The first point source (P1) is placed at r_P1 = 4.11″ and θ_P1 = 209.1° and it is very bright, exhibiting a contrast with respect to the central star F₁ = 2.5 × 10⁻⁴. A second fainter object is placed nearby P1. Our aim is to visualize it in the residuals and, subsequently, to determine its precise position and flux. In order to do that, we ran the single_framebyframe routine to optimize the position and contrast of P1 and, then, to subtract it to obtain the final image shown in the upper panel of Fig. B.5. As expected, the secondary is clearly visible in the upper right corner of the residuals. Moreover, another companion, very close to the primary and not visible by eye in the original image, was unveiled after the subtraction. In order to determine contrasts and positions for the secondary (S1) and the tertiary (T1) we applied twice our routines to subtract each object, in turn. Since S1 and T1 are too faint to optimize (r, θ, F) in each of the unprocessed frames of the scientific cube, we used the single_fullcube routine. Results of the two subtractions are shown in the second and third rows of Fig. B.5, respectively. The contrast with respect to the primary are very similar, F₂ ∕F₁ = 1.7 × 10⁻² and F₃ ∕F₁ = 1.8 × 10⁻², and the spots are placed at r_S1 = 0.13″, θ_S1 = 305.8°, and r_T1 = 0.09″, θ_T1 = 72.8° with respect to P1.

The second point source (P2) is placed at r_P2 = 4.07″ and θ_P2 = 267.1° and is much fainter than P1, with a contrast of F₁ = 1.4 × 10⁻⁵. The secondary (S2) is not clearly distinguishable from the primary. Thus, this system is a perfect test bench for our routines with regard to fainter objects with close companions. We ran the single_framebyframe routine to optimize (r, θ, F) for P2 and to subsequently subtract it, as shown in the upper row of Fig. B.6. In the image of the residuals, S2 is clearly visible and, similarly to what we have done for S1 and T1, we ran the single_fullcube routine to determine position and flux for this object. Results of the second subtraction are shown in the bottom panel of Fig. B.6. The contrast obtained with respect to the primary is F₂ ∕F₁ = 2.1 × 10⁻¹ and the spot is placed at r_S2 = 0.07″, θ_S2 = 99.3° with respect to P2. Together with the images of the two point sources, we show in Fig. B.6 the contrast curves centered on the position of P2 before (blue curve) and after (orange curve) subtracting P2. Such values were obtained subtracting S2 from each raw frame and, then, using the same procedure described in Sect. 2. The red dot in the plot represents the position andcontrast obtained for S2.

■ ■ ■ ■ ■

* _Exercise tasks_
**a)** Please summarize the passage on point-source subtraction in two sentences.
**b)** Carry the passage on point-source subtraction forward from its last sentence.
The entries that come after this text play no role in what is asked here.

* _Records shown_
■ ■ ■ ■ ■

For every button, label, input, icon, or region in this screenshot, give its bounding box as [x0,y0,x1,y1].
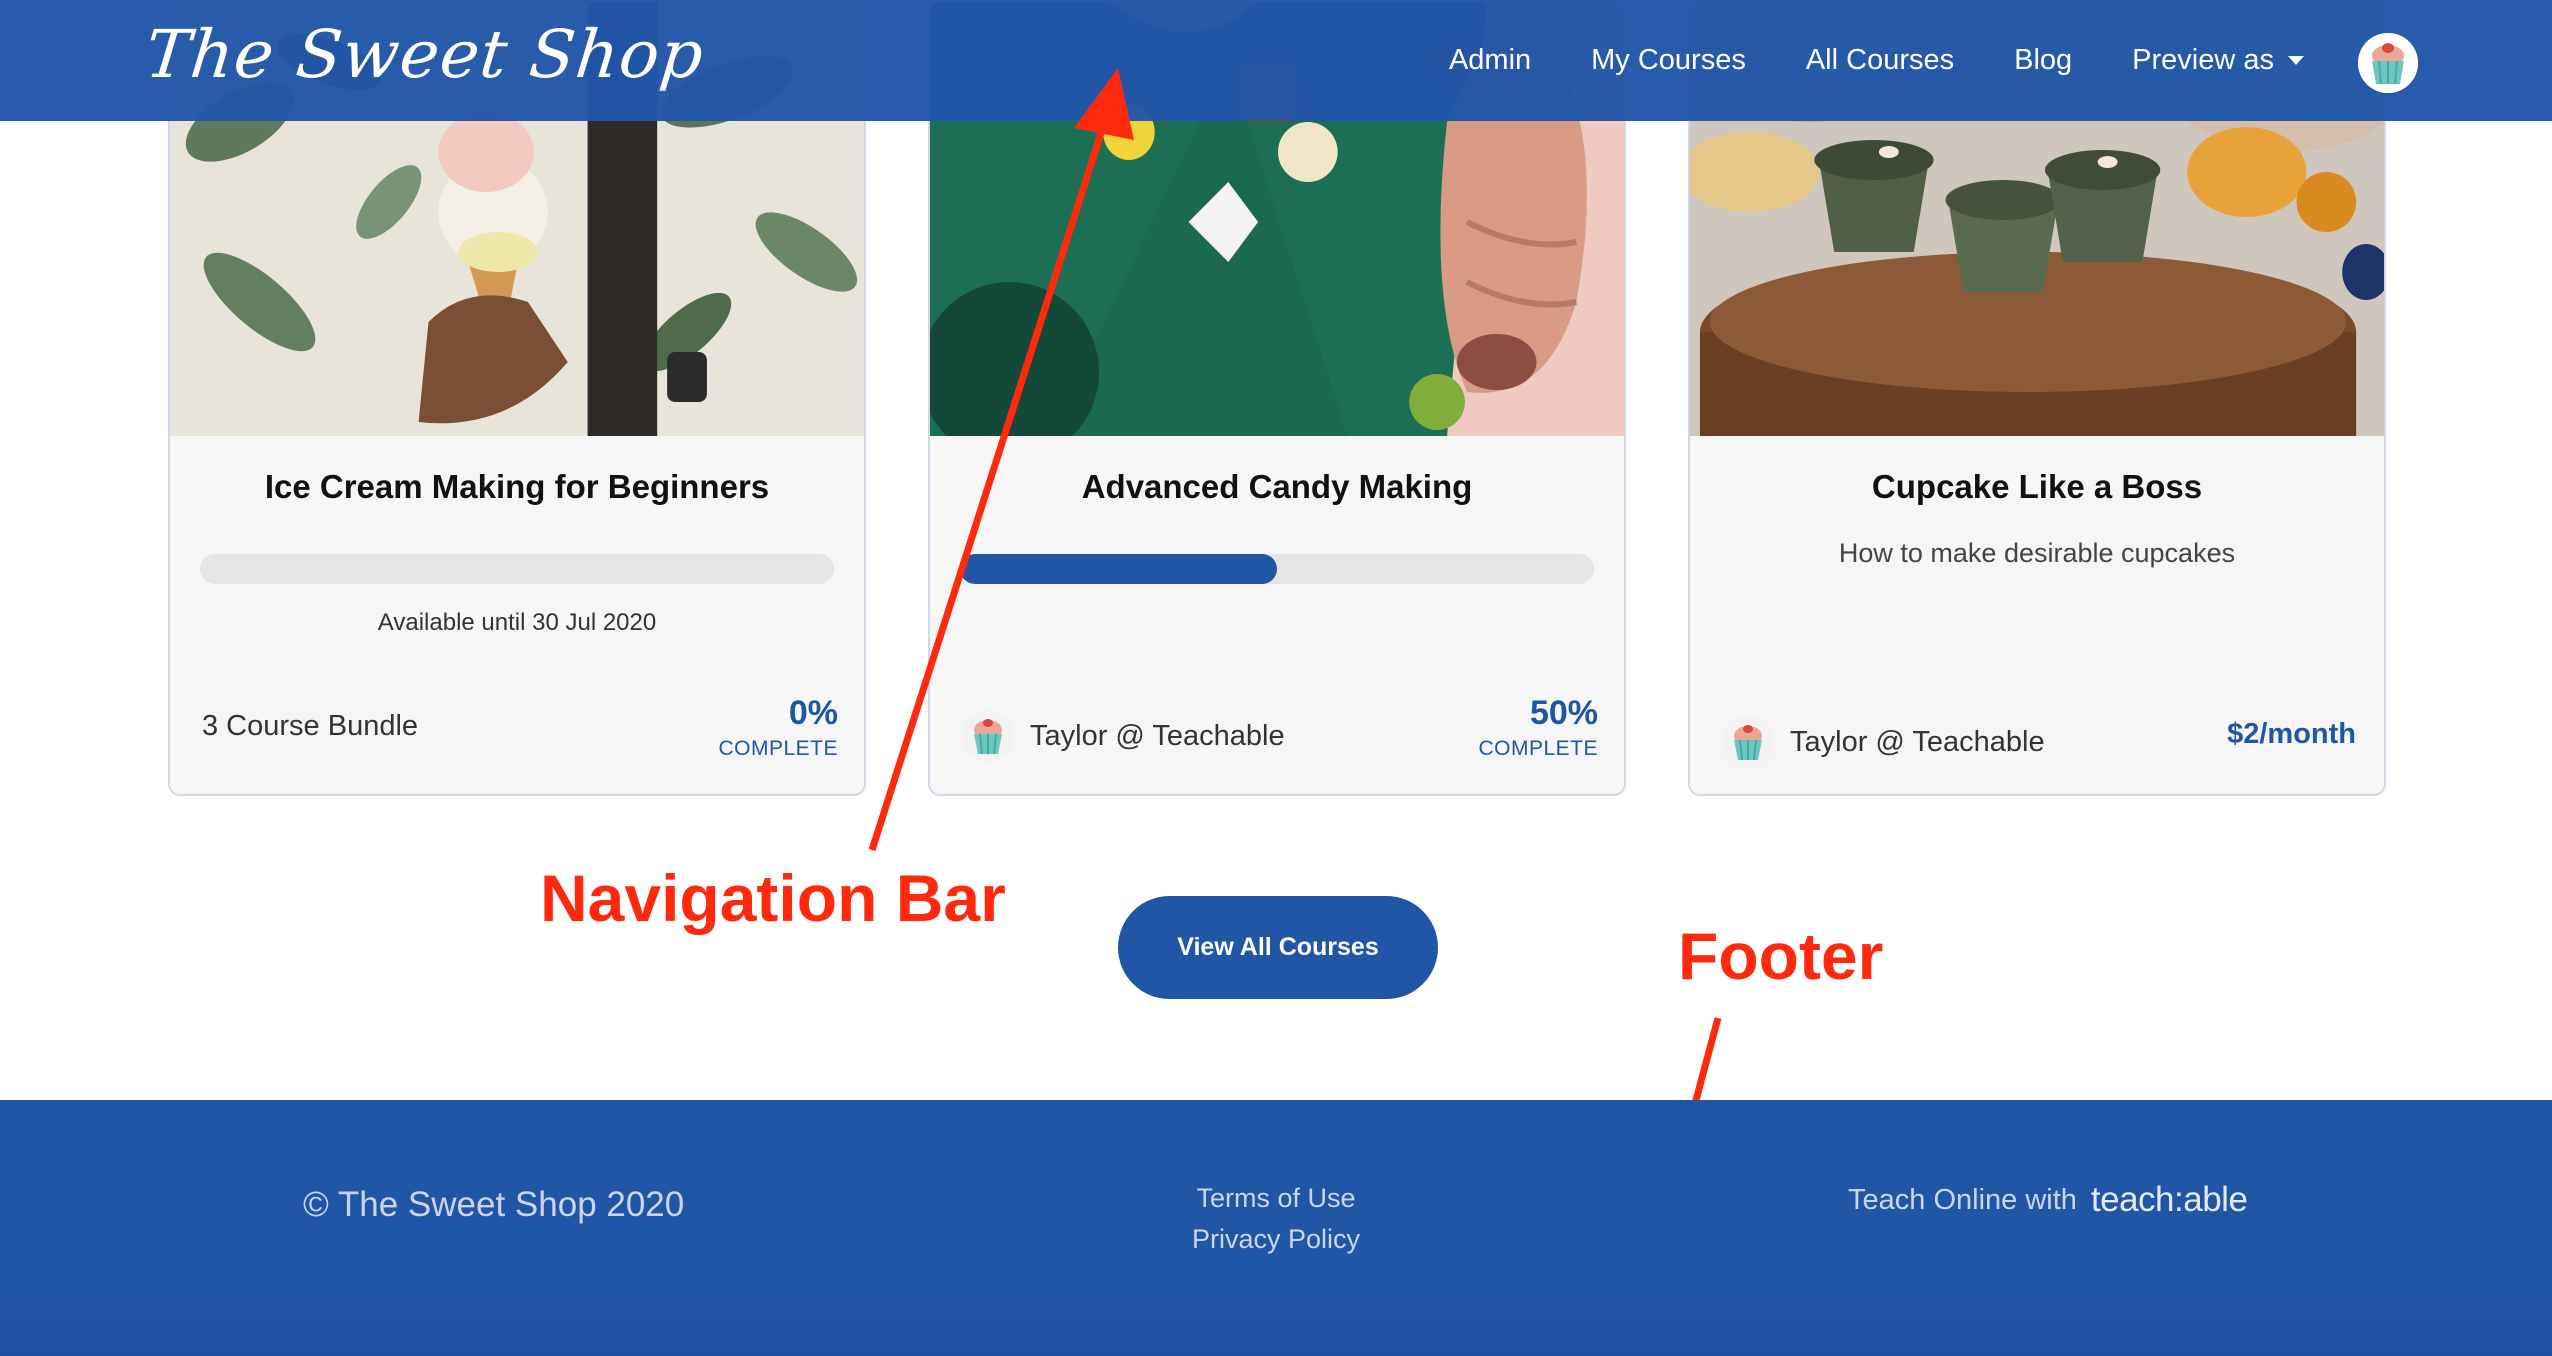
progress-bar [200,554,834,584]
teach-online-text: Teach Online with [1848,1183,2077,1216]
privacy-policy-link[interactable]: Privacy Policy [0,1219,2552,1260]
course-title[interactable]: Ice Cream Making for Beginners [170,468,864,506]
nav-my-courses[interactable]: My Courses [1591,44,1746,77]
completion-percent: 50% COMPLETE [1478,694,1598,761]
progress-bar [960,554,1594,584]
author-name: Taylor @ Teachable [1790,725,2045,758]
teach-online-link[interactable]: Teach Online with teach:able [1848,1180,2248,1220]
annotation-footer: Footer [1678,919,1884,993]
bundle-label: 3 Course Bundle [202,710,418,743]
percent-label: COMPLETE [1478,737,1598,760]
completion-percent: 0% COMPLETE [718,694,838,761]
brand-logo[interactable]: The Sweet Shop [142,16,708,93]
course-subtitle: How to make desirable cupcakes [1838,538,2236,568]
nav-admin[interactable]: Admin [1449,44,1531,77]
author-avatar-cupcake-icon [962,710,1014,762]
course-title[interactable]: Cupcake Like a Boss [1690,468,2384,506]
availability-note: Available until 30 Jul 2020 [377,609,657,636]
navigation-bar: The Sweet Shop Admin My Courses All Cour… [0,0,2552,121]
percent-value: 50% [1529,694,1598,732]
percent-label: COMPLETE [718,737,838,760]
percent-value: 0% [788,694,838,732]
caret-down-icon [2288,56,2304,65]
user-avatar[interactable] [2358,33,2418,93]
course-price: $2/month [2227,718,2356,750]
preview-as-dropdown[interactable]: Preview as [2132,44,2304,77]
teachable-logo: teach:able [2090,1180,2248,1219]
bundle-text: 3 Course Bundle [202,710,419,742]
course-title[interactable]: Advanced Candy Making [930,468,1624,506]
author: Taylor @ Teachable [1722,716,2045,768]
progress-fill [960,554,1277,584]
view-all-courses-button[interactable]: View All Courses [1118,896,1438,999]
nav-blog[interactable]: Blog [2014,44,2072,77]
annotation-navigation-bar: Navigation Bar [540,861,1006,935]
author-name: Taylor @ Teachable [1030,719,1285,752]
nav-all-courses[interactable]: All Courses [1806,44,1954,77]
author-avatar-cupcake-icon [1722,716,1774,768]
preview-as-label: Preview as [2132,44,2274,76]
author: Taylor @ Teachable [962,710,1285,762]
nav-links: Admin My Courses All Courses Blog Previe… [1389,0,2304,121]
footer: © The Sweet Shop 2020 Terms of Use Priva… [0,1100,2552,1356]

■ ■ ■ ■ ■

* _Answer list_
**a)** Subtracting the bright first point source (P1) with the single_framebyframe routine revealed a secondary and a previously unseen tertiary, whose positions and contrasts (1.7 × 10⁻² and 1.8 × 10⁻² relative to P1) were then found with the single_fullcube routine. The much fainter second point source (P2) was handled the same way, and its close secondary S2 emerged in the residuals with a contrast of 2.1 × 10⁻¹ relative to P2 at 0.07″ and 99.3°.

**b)**
Unfortunately, we were not able to find any background star that could be used as a model for each frame. Indeed, the only two bright point sources are placed at the very edge of the FoV so that anisoplanatism affects such PSFs. We tested both objects as model PSFs for the multiple_framebyframe routine but the residuals are higher than the ones obtained with the PSF of the star.

Appendix C DTTS data

The differential tip-tilt sensor of SPHERE is a second-stage tip-tilt sensor located just before the near-infrared coronagraphic wheel (Beuzit et al. 2019). At this location, a grey beam splitter separates a few percent of the light, which is sent to a technical camera sensing precisely the position of the focal spot at a rate of 1 Hz. This enables the compensation of any slow movement between the coronagraph focus and the visible wave-front sensor due to thermal movements, residual differential dispersion, etc. The differential tip-tilt loop of the AO system ensures the final and accurate centering of the star on the coronagraph. Its precision has been assessed in the integration phase and on-sky to be < 0.5 mas, (Baudoz et al. 2010) which means 1/80th of the diffraction width in H-band, for bright stars. For stars as faint in the H-band as DH Tau, the accuracy is probably reduced.

During the observations, the DTTS images are regularly recorded as part of the AO system telemetry. The system records a 32 × 32-pixel, 1-s average image every 30 s. This series of images enables monitoring different information: flux variation, residual jitter of the PSF, influence of the low-wind effect on the PSF (Sauvage et al. 2015; Milli et al. 2018). It is, however, important to note that for faint stars, only the tip of the PSF will be visible in the DTTS images due to the faintness of the star combined with the small fraction of the flux that is taken for the tip-tilt sensing. Therefore, mild low-wind effect may not necessarily be detected using the DTTS images.

We show in Fig. C.1 the DTTS images retrieved for DH Tau for two epochs obtained with SPHERE. While in the first epoch large PSF variations and significant low-wind effect can be seen, in the second epoch, the PSF as resulting from the DTTS images is remarkably stable along the full sequence of observations.

Appendix D LBT data reduction

The observations at the LBT were taken on the 2019-09-19 with the L- and M-band InfraRed Camera (LMIRCam) behind the cryogrenically cooled beam combiner of the Large Binocular Telescope Interferometer (LBTI, Hinz et al. 2016). The LBTI’s primary purpose is to perform nulling interferometry (Ertel et al. 2018, 2020), but the instrument also provides the possibility to obtain among other modes sensitive, high-contrast adaptive optics imaging observationsusing one of the LBT apertures or both independently (e.g., Stone et al. 2018). Here, we used the latter mode.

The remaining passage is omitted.